# start of DATA PROVIDED

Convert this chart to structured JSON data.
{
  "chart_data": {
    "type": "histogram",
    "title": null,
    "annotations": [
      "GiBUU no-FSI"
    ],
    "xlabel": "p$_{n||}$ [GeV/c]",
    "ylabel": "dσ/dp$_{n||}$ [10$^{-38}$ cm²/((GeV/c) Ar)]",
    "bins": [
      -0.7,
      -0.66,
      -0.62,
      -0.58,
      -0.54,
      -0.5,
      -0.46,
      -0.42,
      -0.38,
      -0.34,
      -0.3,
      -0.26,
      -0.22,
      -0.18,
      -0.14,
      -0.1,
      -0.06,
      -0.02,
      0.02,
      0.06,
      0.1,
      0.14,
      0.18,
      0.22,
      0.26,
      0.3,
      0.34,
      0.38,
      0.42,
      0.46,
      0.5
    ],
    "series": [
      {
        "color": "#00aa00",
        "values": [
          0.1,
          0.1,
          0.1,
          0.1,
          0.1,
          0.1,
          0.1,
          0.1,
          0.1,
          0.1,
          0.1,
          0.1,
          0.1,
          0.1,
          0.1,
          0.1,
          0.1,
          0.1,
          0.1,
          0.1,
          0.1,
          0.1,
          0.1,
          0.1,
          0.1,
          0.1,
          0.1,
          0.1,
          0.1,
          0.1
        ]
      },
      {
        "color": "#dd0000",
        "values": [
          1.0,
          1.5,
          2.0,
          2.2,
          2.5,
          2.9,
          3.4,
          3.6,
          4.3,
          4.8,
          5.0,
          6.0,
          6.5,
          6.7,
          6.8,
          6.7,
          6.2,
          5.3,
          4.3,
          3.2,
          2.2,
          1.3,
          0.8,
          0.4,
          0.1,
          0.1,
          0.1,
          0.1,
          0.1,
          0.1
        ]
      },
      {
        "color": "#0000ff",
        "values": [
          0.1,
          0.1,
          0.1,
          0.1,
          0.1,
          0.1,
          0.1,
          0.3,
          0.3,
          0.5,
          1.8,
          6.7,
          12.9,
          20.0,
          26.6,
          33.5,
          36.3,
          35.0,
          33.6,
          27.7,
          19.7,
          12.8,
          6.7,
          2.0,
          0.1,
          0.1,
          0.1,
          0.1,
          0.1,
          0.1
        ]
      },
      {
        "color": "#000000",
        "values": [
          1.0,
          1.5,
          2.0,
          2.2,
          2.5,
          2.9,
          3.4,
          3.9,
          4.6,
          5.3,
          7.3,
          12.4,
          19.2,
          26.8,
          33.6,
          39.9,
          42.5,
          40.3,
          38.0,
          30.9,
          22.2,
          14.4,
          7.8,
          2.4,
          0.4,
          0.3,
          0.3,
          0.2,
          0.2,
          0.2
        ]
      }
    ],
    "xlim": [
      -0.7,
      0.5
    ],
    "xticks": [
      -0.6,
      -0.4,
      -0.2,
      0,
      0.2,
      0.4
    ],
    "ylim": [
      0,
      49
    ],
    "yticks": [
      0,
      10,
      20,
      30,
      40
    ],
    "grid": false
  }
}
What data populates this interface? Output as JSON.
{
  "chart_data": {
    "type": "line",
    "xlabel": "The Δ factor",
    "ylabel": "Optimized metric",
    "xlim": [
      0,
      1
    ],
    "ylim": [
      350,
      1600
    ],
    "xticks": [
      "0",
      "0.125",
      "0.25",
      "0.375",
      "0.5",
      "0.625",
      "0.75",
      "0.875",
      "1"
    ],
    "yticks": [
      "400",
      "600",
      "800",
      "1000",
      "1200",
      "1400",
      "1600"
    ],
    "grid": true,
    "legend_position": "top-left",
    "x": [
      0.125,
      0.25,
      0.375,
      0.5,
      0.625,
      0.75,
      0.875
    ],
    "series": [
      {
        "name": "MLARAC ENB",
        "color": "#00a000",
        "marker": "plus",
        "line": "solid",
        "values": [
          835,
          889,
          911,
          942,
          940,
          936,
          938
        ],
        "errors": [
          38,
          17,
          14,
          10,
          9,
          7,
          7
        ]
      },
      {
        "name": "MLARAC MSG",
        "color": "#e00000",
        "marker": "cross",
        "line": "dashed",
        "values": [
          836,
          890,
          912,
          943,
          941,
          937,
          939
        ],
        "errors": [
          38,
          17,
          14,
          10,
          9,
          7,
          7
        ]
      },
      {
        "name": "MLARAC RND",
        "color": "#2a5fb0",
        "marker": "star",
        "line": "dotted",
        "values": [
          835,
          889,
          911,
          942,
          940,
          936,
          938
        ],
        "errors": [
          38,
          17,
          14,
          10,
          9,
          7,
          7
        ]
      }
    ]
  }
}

# end of DATA PROVIDED

EXERCISE BRIEF: Retype the entries exactly, including every line.

WRITTEN RESPONSE:
Convert this chart to structured JSON data.
{
  "chart_data": {
    "type": "histogram",
    "title": null,
    "annotations": [
      "GiBUU no-FSI"
    ],
    "xlabel": "p$_{n||}$ [GeV/c]",
    "ylabel": "dσ/dp$_{n||}$ [10$^{-38}$ cm²/((GeV/c) Ar)]",
    "bins": [
      -0.7,
      -0.66,
      -0.62,
      -0.58,
      -0.54,
      -0.5,
      -0.46,
      -0.42,
      -0.38,
      -0.34,
      -0.3,
      -0.26,
      -0.22,
      -0.18,
      -0.14,
      -0.1,
      -0.06,
      -0.02,
      0.02,
      0.06,
      0.1,
      0.14,
      0.18,
      0.22,
      0.26,
      0.3,
      0.34,
      0.38,
      0.42,
      0.46,
      0.5
    ],
    "series": [
      {
        "color": "#00aa00",
        "values": [
          0.1,
          0.1,
          0.1,
          0.1,
          0.1,
          0.1,
          0.1,
          0.1,
          0.1,
          0.1,
          0.1,
          0.1,
          0.1,
          0.1,
          0.1,
          0.1,
          0.1,
          0.1,
          0.1,
          0.1,
          0.1,
          0.1,
          0.1,
          0.1,
          0.1,
          0.1,
          0.1,
          0.1,
          0.1,
          0.1
        ]
      },
      {
        "color": "#dd0000",
        "values": [
          1.0,
          1.5,
          2.0,
          2.2,
          2.5,
          2.9,
          3.4,
          3.6,
          4.3,
          4.8,
          5.0,
          6.0,
          6.5,
          6.7,
          6.8,
          6.7,
          6.2,
          5.3,
          4.3,
          3.2,
          2.2,
          1.3,
          0.8,
          0.4,
          0.1,
          0.1,
          0.1,
          0.1,
          0.1,
          0.1
        ]
      },
      {
        "color": "#0000ff",
        "values": [
          0.1,
          0.1,
          0.1,
          0.1,
          0.1,
          0.1,
          0.1,
          0.3,
          0.3,
          0.5,
          1.8,
          6.7,
          12.9,
          20.0,
          26.6,
          33.5,
          36.3,
          35.0,
          33.6,
          27.7,
          19.7,
          12.8,
          6.7,
          2.0,
          0.1,
          0.1,
          0.1,
          0.1,
          0.1,
          0.1
        ]
      },
      {
        "color": "#000000",
        "values": [
          1.0,
          1.5,
          2.0,
          2.2,
          2.5,
          2.9,
          3.4,
          3.9,
          4.6,
          5.3,
          7.3,
          12.4,
          19.2,
          26.8,
          33.6,
          39.9,
          42.5,
          40.3,
          38.0,
          30.9,
          22.2,
          14.4,
          7.8,
          2.4,
          0.4,
          0.3,
          0.3,
          0.2,
          0.2,
          0.2
        ]
      }
    ],
    "xlim": [
      -0.7,
      0.5
    ],
    "xticks": [
      -0.6,
      -0.4,
      -0.2,
      0,
      0.2,
      0.4
    ],
    "ylim": [
      0,
      49
    ],
    "yticks": [
      0,
      10,
      20,
      30,
      40
    ],
    "grid": false
  }
}
What data populates this interface? Output as JSON.
{
  "chart_data": {
    "type": "line",
    "xlabel": "The Δ factor",
    "ylabel": "Optimized metric",
    "xlim": [
      0,
      1
    ],
    "ylim": [
      350,
      1600
    ],
    "xticks": [
      "0",
      "0.125",
      "0.25",
      "0.375",
      "0.5",
      "0.625",
      "0.75",
      "0.875",
      "1"
    ],
    "yticks": [
      "400",
      "600",
      "800",
      "1000",
      "1200",
      "1400",
      "1600"
    ],
    "grid": true,
    "legend_position": "top-left",
    "x": [
      0.125,
      0.25,
      0.375,
      0.5,
      0.625,
      0.75,
      0.875
    ],
    "series": [
      {
        "name": "MLARAC ENB",
        "color": "#00a000",
        "marker": "plus",
        "line": "solid",
        "values": [
          835,
          889,
          911,
          942,
          940,
          936,
          938
        ],
        "errors": [
          38,
          17,
          14,
          10,
          9,
          7,
          7
        ]
      },
      {
        "name": "MLARAC MSG",
        "color": "#e00000",
        "marker": "cross",
        "line": "dashed",
        "values": [
          836,
          890,
          912,
          943,
          941,
          937,
          939
        ],
        "errors": [
          38,
          17,
          14,
          10,
          9,
          7,
          7
        ]
      },
      {
        "name": "MLARAC RND",
        "color": "#2a5fb0",
        "marker": "star",
        "line": "dotted",
        "values": [
          835,
          889,
          911,
          942,
          940,
          936,
          938
        ],
        "errors": [
          38,
          17,
          14,
          10,
          9,
          7,
          7
        ]
      }
    ]
  }
}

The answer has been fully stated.